PASSAGE SHOWN:
(begin)

Per the NTCO release, Avon stopped the sales of these products in the US in 2016, so we should hopefully be reaching the end of the line on the asbestos litigation front. While Avon claims to have a strong case to overturn the verdict (note the decision isn't final), I think it would be prudent to pencil in the full balance sheet impact (~5% of the Q3 cash position) at this point. The ESG impact is also worth considering - I wouldn't be surprised to see a minor de-rating in the coming months as NTCO stock becomes a less attractive option for ESG flows.

Natura &Co

Withdrawn Forward Guidance is a Major Overhang

The negative litigation news comes on the heels of NTCO withdrawing its guidance numbers following the Q3 earnings result (material fact published here ). This covers not only P&L line items like revenue and EBITDA but also potential synergies from the Avon Products combination. While the latter was a negative surprise, NTCO's prior decision to postpone its forward guidance for revenues (R$47bn-49bn previously) and leverage (<1x net debt/EBITDA target previously) through FY24 means the official withdrawal had likely been priced into market expectations.

(end)

DATA ROWS:
(begin)

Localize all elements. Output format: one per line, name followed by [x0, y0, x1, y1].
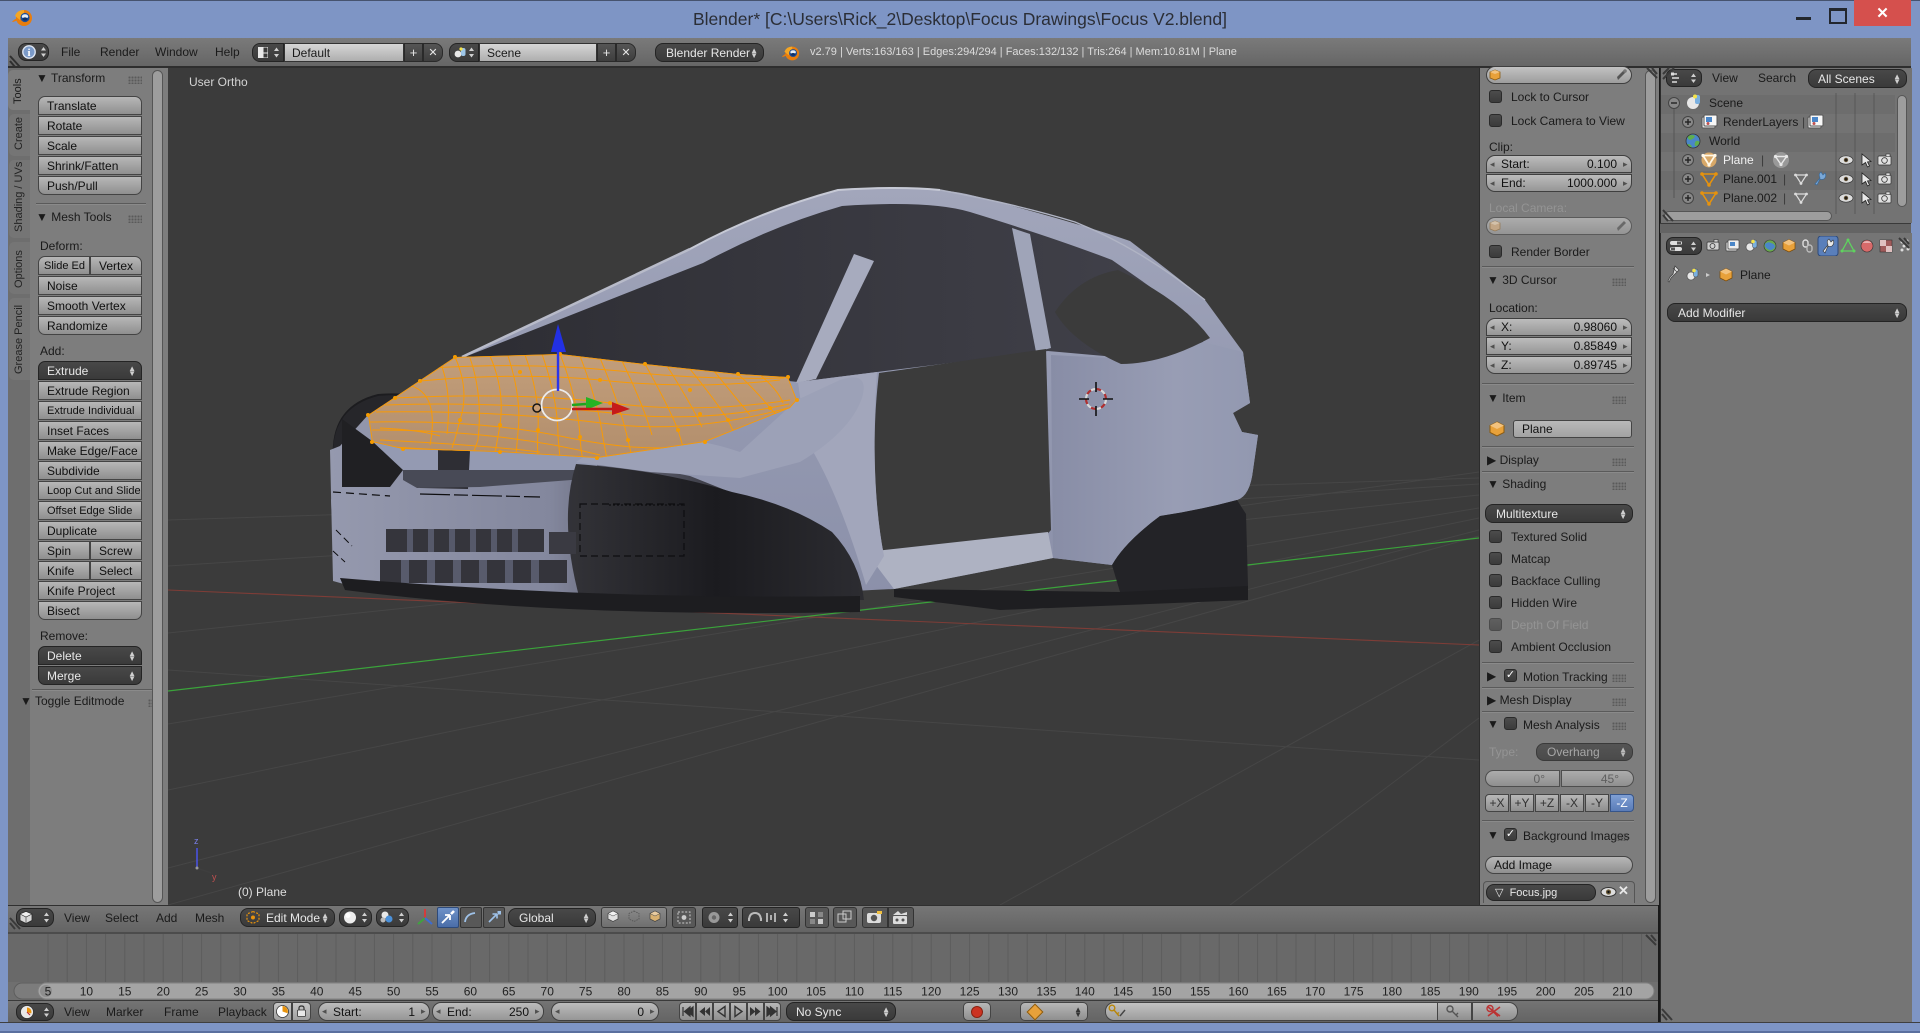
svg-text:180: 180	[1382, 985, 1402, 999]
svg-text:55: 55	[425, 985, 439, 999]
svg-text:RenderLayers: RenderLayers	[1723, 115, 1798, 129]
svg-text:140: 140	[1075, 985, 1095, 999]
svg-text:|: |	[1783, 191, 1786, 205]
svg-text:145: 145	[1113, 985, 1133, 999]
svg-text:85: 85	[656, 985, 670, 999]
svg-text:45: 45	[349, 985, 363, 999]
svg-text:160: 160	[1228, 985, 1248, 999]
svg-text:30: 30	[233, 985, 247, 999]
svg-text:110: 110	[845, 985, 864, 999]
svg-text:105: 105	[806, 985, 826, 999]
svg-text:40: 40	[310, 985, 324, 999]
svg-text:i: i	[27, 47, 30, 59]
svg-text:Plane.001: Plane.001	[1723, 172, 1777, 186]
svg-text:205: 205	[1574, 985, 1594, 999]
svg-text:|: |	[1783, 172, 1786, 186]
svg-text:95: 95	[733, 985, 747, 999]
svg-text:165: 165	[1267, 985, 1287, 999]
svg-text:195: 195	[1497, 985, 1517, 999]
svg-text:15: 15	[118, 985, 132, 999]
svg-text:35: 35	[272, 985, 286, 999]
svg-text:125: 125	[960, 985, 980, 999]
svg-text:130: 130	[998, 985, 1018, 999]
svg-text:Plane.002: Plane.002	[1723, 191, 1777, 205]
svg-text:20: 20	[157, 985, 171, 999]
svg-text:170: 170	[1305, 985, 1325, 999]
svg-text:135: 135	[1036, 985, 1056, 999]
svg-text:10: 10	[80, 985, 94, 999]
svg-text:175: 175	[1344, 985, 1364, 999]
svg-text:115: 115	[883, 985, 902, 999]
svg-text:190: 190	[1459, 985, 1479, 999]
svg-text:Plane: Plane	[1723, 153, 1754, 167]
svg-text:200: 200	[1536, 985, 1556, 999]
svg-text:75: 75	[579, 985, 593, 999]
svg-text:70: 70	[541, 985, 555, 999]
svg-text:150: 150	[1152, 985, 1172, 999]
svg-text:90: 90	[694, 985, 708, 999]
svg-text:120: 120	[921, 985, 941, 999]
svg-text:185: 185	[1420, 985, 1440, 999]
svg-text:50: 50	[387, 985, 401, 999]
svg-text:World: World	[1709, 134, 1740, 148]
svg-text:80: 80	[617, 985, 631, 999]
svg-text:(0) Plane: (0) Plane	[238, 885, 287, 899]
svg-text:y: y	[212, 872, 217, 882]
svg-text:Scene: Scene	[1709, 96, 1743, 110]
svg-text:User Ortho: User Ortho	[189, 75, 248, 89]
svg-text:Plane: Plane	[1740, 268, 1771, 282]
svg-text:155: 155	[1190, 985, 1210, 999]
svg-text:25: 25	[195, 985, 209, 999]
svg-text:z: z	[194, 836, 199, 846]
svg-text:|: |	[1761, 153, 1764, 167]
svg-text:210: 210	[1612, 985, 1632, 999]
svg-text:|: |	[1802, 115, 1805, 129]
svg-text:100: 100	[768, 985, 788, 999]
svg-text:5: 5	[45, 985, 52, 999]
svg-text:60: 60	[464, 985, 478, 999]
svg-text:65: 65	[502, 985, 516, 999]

(end)
(begin)

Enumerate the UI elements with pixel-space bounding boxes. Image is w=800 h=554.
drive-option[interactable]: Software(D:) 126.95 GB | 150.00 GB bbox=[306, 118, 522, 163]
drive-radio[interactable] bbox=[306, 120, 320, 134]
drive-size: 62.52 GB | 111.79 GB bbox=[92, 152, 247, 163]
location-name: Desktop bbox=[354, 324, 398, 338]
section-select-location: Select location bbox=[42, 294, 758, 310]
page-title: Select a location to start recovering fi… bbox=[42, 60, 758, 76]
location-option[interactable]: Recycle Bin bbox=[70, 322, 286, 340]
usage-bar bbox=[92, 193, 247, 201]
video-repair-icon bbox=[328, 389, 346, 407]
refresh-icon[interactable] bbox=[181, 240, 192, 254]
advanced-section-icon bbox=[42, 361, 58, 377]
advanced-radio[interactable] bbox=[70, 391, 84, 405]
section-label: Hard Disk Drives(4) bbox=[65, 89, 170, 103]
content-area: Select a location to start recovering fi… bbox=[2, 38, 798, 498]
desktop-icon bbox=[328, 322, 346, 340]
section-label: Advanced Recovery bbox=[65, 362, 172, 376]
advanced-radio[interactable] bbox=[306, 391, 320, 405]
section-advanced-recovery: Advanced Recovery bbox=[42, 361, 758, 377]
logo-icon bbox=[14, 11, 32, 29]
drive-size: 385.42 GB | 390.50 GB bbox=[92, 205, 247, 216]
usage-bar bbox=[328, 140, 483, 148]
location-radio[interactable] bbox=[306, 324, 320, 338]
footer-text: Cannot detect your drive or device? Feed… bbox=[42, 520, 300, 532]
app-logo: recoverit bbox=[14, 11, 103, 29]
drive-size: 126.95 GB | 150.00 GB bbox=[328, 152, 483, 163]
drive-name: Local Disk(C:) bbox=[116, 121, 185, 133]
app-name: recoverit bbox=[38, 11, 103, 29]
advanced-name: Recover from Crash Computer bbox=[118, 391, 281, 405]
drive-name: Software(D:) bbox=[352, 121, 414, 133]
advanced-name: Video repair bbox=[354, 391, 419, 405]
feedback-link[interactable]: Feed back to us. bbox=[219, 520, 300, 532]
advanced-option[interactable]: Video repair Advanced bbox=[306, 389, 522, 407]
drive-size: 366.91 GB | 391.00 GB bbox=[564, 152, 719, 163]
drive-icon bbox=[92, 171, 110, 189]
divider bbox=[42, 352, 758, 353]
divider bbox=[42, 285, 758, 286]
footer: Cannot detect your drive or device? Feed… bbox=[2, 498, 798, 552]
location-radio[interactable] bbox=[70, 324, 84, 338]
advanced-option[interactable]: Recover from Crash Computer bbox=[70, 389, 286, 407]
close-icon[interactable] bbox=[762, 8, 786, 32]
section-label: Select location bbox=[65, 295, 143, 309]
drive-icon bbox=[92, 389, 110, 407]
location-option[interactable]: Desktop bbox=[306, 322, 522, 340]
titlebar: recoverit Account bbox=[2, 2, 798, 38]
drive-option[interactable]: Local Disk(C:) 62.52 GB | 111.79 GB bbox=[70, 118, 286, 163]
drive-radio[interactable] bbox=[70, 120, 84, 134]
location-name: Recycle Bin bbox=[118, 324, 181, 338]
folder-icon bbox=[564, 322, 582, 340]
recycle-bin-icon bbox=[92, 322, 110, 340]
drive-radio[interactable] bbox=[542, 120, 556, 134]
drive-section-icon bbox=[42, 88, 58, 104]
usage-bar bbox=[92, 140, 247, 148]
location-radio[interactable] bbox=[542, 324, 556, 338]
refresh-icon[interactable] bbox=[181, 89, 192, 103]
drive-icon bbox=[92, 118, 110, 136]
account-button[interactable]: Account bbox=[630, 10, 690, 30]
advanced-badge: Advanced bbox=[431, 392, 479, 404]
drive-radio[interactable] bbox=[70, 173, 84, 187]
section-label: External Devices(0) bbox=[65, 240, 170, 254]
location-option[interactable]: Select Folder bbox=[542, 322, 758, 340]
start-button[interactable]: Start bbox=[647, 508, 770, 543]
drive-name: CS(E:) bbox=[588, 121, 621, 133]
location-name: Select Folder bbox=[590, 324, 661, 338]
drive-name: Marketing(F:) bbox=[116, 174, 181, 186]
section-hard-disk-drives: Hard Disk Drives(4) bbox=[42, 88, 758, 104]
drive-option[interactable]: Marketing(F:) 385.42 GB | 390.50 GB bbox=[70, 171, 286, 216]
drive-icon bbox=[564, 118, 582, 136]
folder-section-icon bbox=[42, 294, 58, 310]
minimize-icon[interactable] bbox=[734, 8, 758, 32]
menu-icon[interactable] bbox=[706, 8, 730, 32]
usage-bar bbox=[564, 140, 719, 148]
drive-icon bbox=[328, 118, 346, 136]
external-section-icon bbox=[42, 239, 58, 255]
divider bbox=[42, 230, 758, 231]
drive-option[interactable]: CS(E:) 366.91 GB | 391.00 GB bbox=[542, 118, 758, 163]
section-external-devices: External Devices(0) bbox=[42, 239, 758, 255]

(end)

SET TASKS:
[a] List every abbreviation in the Natura &Co analysis that consists only of capital letters, with no digits or symbols, giving each one once.
[b] Reproduce the portion of the Natura &Co analysis between "The negative litigation" and "into market expectations.", inclusive.
The entries bear no relation to the Natura &Co analysis.

EXPECTED OUTPUTS:
[a] NTCO, US, ESG, EBITDA

[b]
The negative litigation news comes on the heels of NTCO withdrawing its guidance numbers following the Q3 earnings result (material fact published here ). This covers not only P&L line items like revenue and EBITDA but also potential synergies from the Avon Products combination. While the latter was a negative surprise, NTCO's prior decision to postpone its forward guidance for revenues (R$47bn-49bn previously) and leverage (<1x net debt/EBITDA target previously) through FY24 means the official withdrawal had likely been priced into market expectations.